◆ **SUAS TAREFAS**
#1 Imprima o trecho da notícia sobre a venda da Som Livre que começa em "A decisão integra" e vai até "em várias plataformas.", incluindo essas palavras.
#2 Dê continuidade à notícia sobre a venda da Som Livre a partir do ponto em que ela termina.

◆ **TRECHO DO TEXTO**
■ ■ ■ ■
Globo inicia estudos para vender a Som Livre

O Globo
·2 minuto de leitura
Divulgação
Divulgação

RIO - A Globo iniciou estudos para vender a gravadora Som Livre, informou a empresa nesta quarta-feira. Trata-se da maior gravadora brasileira em receita, ficando atrás apenas de Sony e Universal, mas à frente da Warner Music, segundo informações do Valor Econômico.

A decisão integra estratégia da empresa de atuar de forma cada vez mais orientada ao modelo D2C (direto ao consumidor, na sigla em inglês), ou seja, em que cuida de todas as etapas de produção até o consumidor final. Nesse sentido, a Globo explica em nota que vem fazendo uma revisão detalhada de seus ativos, focando nos negócios que melhor atendem a sua principal estratégia de atuação.

Jorge Nóbrega, presidente executivo da Globo, sublinha que a Som Livre é um negócio “extremamente sólido e rentável”, tendo feito uma mudança bem-sucedida em seu modelo de negócio há dez anos, migrando investimentos para a gestão de talentos e transformando a marca em grande potência em seu segmento, com atuação em várias plataformas.

“A música continua muito importante no portfólio da Globo, mas acreditamos que é um bom momento para sairmos do negócio tradicional de gravadora e nos concentrarmos na estratégia D2C”, explica o executivo.
■ ■ ■ ■
◆ **DADOS BRUTOS**

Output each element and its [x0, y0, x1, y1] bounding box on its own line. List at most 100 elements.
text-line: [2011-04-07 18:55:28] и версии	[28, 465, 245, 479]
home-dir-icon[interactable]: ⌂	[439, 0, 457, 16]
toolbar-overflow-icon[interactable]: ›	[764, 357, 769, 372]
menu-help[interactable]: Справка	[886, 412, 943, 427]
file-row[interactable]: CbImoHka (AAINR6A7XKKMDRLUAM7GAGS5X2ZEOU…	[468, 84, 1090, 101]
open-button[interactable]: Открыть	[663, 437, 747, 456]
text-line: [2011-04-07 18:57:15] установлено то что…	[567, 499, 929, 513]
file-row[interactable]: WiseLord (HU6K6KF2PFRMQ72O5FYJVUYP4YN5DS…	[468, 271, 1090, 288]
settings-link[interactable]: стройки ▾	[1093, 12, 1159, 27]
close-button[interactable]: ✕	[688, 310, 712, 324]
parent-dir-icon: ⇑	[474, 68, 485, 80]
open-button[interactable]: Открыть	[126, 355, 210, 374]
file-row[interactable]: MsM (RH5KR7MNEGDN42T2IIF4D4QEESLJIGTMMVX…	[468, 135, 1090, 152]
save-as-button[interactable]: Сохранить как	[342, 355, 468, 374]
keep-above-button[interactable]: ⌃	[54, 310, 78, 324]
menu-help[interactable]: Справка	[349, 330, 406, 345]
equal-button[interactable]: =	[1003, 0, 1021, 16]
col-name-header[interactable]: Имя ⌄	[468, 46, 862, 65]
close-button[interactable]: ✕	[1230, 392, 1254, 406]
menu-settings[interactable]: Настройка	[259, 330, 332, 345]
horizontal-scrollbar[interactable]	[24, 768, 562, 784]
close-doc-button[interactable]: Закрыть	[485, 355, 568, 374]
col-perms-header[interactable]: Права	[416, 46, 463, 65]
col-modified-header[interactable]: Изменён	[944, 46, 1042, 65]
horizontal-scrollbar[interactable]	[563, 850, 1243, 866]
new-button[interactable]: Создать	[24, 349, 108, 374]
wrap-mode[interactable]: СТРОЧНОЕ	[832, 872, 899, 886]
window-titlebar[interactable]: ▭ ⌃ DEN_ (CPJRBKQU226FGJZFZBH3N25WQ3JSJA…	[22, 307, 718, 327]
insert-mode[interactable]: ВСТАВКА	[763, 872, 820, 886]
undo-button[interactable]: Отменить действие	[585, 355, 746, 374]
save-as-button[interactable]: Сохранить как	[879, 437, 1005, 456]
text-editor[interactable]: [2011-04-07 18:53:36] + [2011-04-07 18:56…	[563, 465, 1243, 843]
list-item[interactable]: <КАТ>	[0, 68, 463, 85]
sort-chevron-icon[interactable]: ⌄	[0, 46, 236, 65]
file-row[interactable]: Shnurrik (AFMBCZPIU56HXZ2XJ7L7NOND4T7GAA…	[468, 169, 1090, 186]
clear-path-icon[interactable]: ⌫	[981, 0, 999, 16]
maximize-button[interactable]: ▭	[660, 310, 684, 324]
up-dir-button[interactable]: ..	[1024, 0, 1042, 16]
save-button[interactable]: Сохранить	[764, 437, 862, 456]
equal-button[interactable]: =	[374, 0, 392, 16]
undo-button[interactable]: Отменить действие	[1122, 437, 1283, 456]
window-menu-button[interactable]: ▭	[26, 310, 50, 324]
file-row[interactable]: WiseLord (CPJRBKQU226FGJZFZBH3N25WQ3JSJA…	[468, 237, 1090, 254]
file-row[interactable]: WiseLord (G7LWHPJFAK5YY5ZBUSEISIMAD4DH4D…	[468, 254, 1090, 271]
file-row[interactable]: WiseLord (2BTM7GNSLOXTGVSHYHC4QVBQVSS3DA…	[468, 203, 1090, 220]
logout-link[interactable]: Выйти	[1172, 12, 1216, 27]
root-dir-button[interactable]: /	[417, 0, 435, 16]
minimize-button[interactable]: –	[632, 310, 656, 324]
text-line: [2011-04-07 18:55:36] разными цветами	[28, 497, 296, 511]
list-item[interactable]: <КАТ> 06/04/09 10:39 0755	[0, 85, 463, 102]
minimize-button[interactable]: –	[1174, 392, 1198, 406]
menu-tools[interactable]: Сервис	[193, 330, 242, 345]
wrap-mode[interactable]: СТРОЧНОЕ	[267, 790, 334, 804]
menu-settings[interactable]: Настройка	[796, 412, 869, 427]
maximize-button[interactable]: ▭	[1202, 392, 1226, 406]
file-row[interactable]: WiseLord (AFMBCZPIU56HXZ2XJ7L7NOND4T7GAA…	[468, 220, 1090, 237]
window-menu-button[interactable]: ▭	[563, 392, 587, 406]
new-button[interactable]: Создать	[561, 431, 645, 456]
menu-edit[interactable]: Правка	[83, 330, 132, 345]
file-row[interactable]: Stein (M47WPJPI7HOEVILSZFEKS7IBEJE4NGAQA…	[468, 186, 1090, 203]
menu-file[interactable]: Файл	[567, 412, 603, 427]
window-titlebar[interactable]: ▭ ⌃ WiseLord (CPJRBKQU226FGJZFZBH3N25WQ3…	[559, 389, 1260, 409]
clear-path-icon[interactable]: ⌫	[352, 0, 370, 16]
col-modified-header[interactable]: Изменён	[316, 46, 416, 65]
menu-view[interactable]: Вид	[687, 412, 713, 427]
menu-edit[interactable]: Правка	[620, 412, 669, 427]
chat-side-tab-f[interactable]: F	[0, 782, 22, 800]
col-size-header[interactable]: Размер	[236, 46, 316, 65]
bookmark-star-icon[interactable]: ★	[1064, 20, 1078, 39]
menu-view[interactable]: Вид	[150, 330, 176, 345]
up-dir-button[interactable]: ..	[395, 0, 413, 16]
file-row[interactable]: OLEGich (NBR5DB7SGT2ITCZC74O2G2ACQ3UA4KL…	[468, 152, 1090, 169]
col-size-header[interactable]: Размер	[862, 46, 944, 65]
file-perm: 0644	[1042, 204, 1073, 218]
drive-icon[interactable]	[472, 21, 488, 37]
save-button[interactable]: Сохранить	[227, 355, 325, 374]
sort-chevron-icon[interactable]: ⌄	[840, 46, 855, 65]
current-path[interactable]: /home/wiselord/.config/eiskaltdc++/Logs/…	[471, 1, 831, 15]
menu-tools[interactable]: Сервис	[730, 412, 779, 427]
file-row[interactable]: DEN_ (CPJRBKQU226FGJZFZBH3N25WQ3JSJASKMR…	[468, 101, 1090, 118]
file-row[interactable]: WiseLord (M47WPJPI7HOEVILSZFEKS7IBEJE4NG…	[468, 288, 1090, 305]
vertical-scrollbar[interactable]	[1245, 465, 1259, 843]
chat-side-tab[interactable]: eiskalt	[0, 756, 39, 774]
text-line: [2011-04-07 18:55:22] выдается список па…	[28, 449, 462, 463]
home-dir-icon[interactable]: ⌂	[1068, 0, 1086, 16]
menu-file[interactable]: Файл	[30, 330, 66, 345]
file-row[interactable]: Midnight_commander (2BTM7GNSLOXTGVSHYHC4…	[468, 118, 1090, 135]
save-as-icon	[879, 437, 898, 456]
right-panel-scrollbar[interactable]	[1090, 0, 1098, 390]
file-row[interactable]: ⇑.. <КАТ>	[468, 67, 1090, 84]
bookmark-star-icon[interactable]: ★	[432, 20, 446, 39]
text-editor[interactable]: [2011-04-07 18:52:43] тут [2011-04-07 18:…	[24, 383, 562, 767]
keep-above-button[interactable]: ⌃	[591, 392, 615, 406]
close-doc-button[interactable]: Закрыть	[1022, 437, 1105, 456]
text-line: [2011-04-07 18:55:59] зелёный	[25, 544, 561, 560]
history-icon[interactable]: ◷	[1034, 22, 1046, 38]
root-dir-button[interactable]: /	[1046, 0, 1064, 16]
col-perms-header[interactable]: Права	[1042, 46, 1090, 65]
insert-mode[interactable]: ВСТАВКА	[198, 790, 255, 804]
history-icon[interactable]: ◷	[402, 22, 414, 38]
■ ■ ■ ■
◆ **RESULTADOS EM ORDEM**
#1
A decisão integra estratégia da empresa de atuar de forma cada vez mais orientada ao modelo D2C (direto ao consumidor, na sigla em inglês), ou seja, em que cuida de todas as etapas de produção até o consumidor final. Nesse sentido, a Globo explica em nota que vem fazendo uma revisão detalhada de seus ativos, focando nos negócios que melhor atendem a sua principal estratégia de atuação.

Jorge Nóbrega, presidente executivo da Globo, sublinha que a Som Livre é um negócio “extremamente sólido e rentável”, tendo feito uma mudança bem-sucedida em seu modelo de negócio há dez anos, migrando investimentos para a gestão de talentos e transformando a marca em grande potência em seu segmento, com atuação em várias plataformas.

#2
A música tem grande relevância nos negócios da empresa, que além de atuar na cobertura de grandes festivais como o Rock in Rio e o Lollapalooza, está no centro de canais por assinatura, como BIS e Multishow, e também em programas de destaque como os da família The Voice, TVZ, Música Boa ao Vivo e outros.

Criada em 1969 com o objetivo inicial de elaborar as trilhas sonoras das produções da Globo, a Som Livre abriu portas as mais diversas vertentes musicais, tendo revelado talentos como Rita Lee, Djavan e Novos Baianos. Atualmente, a gravadora conta com um elenco de aproximadamente 80 artistas.

Segundo Marcelo Soares, diretor-geral da Som Livre, a música local representa quase 70% do consumo total desse mercado no Brasil. A gravadora, diz ele, inteiramente focada em música brasileira, cresceu por mais de dez anos seguidos numa velocidade maior que a do mercado.

“Ter chegado à posição de terceira maior gravadora do Brasil apenas com conteúdo brasileiro nos enche de orgulho. No ranking publicado pelo Spotify dos oito maiores artistas da década passada, a Som Livre desenvolveu seis, é a melhor evidência do nosso conhecimento do nosso mercado e do nosso público. Essa é uma operação que foi construída pelo time mais talentoso com que já tive a oportunidade de trabalhar e está preparada para muitos outros anos de crescimento”, conta Soares.